* **Consignes**:
1. Recopiez le passage de l'extrait sur le projet CityAirbus qui commence par «Airbus travaille depuis» et se poursuit jusqu'à «réclamer davantage d’autonomie.».
2. Résumez en deux phrases l'extrait sur le projet CityAirbus.

* **Extrait choisi**:
..............................

Airbus travaille depuis longtemps sur les drones. Un vaste projet de drone militaire européen doté de 60 millions d’euros et porté par Airbus Group, Dassault Aviation et Alenia Aermacchi (groupe Finmeccanica) avait été lancé. Mais l’ingérence des gouvernements des pays concernés (Allemagne, France, Italie) avait poussé les dirigeants d’Airbus à monter au créneau pour réclamer davantage d’autonomie.
Et si le projet peut sembler très avant-gardiste, il n’en est pas moins pris très au sérieux jusqu’aux plus hautes strates de l’état-major d’Airbus. Thomas Enders, CEO d’Airbus, s’est ainsi déclaré très favorable à cette perspective: «Je ne suis pas un fan de Star Wars mais il n’est pas fou de penser qu’un jour nos grandes villes auront des voitures volantes qui circuleront dans les airs. Ainsi, dans un futur proche, nous utiliserons nos smartphones pour réserver une place dans des taxis volants complètement autonomes et qui atterriront juste devant notre porte d’entrée. Et tout ça sans pilote».
La division hélicoptères pour le design
Une piste d’avenir qui trancherait avec le business traditionnel de la firme aéronautique européenne. Mais un projet toutefois bien avancé déjà. Sur son site web, le constructeur annonce ainsi que le dossier CityAirbus a été maintenu secret pendant plusieurs années afin d’arriver à développer d’abord les solutions et technologies nécessaires en interne. Ainsi, c’est la division hélicoptères du groupe qui a mis au point le design des aéronefs, équipés d’hélices pour faciliter un décollage vertical: deux ans de travaux ont été nécessaires pour aboutir à un concept satisfaisant. Mais le projet est désormais bien avancé et les premiers prototypes pourraient décoller dès 2017. Aucune précision n’a toutefois été donnée quant à un calendrier de mise en service commercial dans une grande ville. Il faudra d’ici là travailler sur la législation des villes qui interdit quasiment toujours le survol à basse altitude des zones habitées. A fortiori pour des appareils sans pilote transportant des passagers: une hypothèse jusque-là non imaginée par les législateurs.

..............................

* **Données extraites**:

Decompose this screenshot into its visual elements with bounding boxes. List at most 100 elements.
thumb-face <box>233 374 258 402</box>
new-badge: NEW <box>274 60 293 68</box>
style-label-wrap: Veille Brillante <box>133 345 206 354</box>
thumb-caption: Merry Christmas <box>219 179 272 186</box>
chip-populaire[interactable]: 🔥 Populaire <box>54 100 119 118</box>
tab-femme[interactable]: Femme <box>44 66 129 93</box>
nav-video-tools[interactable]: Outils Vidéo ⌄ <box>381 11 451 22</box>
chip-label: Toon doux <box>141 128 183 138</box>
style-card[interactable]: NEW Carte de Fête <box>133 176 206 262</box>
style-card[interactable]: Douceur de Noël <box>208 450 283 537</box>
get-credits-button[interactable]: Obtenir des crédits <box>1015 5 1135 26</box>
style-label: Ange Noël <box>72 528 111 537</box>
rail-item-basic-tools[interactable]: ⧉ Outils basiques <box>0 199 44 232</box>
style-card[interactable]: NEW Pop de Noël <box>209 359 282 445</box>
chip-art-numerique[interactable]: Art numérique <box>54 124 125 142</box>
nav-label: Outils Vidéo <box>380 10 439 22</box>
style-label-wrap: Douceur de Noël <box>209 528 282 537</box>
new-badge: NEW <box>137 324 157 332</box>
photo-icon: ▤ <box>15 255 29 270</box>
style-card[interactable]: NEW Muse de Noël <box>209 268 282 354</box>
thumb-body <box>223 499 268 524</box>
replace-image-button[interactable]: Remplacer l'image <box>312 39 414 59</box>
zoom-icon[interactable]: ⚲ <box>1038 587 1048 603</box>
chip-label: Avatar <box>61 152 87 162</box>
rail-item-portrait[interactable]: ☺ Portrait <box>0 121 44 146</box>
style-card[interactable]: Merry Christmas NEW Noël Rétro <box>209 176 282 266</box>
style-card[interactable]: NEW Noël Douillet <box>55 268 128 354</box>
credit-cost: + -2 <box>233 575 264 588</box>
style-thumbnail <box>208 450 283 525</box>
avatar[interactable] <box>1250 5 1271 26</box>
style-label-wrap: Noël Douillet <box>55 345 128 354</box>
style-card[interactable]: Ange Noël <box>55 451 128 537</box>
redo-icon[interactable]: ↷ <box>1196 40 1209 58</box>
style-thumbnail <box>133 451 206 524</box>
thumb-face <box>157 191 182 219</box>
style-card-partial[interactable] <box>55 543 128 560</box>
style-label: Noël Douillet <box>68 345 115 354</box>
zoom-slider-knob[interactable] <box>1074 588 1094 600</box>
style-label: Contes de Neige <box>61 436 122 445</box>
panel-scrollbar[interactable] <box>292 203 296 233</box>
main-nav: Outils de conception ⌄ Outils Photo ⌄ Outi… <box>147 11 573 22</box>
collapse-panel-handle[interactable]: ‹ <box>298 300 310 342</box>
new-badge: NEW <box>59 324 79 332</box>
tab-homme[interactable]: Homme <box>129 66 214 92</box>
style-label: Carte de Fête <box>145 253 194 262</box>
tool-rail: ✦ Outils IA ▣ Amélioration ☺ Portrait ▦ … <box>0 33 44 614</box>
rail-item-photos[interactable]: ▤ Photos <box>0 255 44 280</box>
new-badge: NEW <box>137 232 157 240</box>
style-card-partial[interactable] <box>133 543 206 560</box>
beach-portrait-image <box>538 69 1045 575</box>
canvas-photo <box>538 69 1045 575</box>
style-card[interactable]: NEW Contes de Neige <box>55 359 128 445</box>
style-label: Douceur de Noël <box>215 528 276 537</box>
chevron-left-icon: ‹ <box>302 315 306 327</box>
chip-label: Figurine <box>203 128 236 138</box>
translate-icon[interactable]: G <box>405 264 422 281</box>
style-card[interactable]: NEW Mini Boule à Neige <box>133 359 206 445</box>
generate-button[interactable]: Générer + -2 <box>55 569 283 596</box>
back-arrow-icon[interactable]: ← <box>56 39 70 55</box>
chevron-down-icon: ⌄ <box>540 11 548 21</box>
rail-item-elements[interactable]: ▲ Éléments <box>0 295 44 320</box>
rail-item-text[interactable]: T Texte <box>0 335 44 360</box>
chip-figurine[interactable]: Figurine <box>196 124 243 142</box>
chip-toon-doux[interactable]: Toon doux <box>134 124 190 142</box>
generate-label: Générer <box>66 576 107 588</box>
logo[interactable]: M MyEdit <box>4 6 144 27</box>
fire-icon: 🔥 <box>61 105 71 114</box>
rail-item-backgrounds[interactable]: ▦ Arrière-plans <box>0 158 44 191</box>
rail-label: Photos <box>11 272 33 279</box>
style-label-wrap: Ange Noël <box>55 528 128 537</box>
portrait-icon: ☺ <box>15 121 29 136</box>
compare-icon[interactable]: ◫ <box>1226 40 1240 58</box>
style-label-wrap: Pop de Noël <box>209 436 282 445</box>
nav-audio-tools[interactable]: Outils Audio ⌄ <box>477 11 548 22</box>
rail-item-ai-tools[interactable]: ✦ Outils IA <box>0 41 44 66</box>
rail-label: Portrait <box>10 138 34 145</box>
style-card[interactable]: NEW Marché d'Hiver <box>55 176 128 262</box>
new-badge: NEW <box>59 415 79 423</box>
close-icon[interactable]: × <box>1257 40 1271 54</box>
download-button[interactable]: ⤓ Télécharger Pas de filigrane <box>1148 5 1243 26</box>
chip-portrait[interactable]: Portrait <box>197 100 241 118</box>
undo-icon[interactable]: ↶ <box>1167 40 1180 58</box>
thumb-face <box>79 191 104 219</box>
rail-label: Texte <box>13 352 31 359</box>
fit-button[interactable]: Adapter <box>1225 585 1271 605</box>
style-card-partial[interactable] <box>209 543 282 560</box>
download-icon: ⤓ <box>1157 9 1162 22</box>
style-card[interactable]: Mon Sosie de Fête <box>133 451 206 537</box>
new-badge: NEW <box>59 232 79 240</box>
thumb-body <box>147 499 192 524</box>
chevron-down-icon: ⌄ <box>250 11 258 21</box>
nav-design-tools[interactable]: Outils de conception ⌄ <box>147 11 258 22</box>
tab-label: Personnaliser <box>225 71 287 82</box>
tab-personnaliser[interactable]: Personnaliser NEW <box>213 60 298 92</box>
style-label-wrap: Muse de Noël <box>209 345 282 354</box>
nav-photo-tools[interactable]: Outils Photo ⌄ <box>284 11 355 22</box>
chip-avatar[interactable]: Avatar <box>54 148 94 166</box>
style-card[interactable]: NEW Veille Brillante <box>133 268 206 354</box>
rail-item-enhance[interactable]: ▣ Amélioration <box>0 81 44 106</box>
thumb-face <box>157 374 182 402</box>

..............................

* **Réponses fournies**:
1.
Airbus travaille depuis longtemps sur les drones. Un vaste projet de drone militaire européen doté de 60 millions d’euros et porté par Airbus Group, Dassault Aviation et Alenia Aermacchi (groupe Finmeccanica) avait été lancé. Mais l’ingérence des gouvernements des pays concernés (Allemagne, France, Italie) avait poussé les dirigeants d’Airbus à monter au créneau pour réclamer davantage d’autonomie.

2. Airbus, qui travaille depuis longtemps sur les drones, a gardé secret pendant plusieurs années le projet CityAirbus de taxis volants autonomes sans pilote, une perspective que son CEO Thomas Enders soutient. La division hélicoptères a mis deux ans à concevoir le design des aéronefs, et les premiers prototypes pourraient décoller dès 2017, mais il faudra encore travailler sur la législation des villes, qui interdit presque toujours le survol à basse altitude des zones habitées.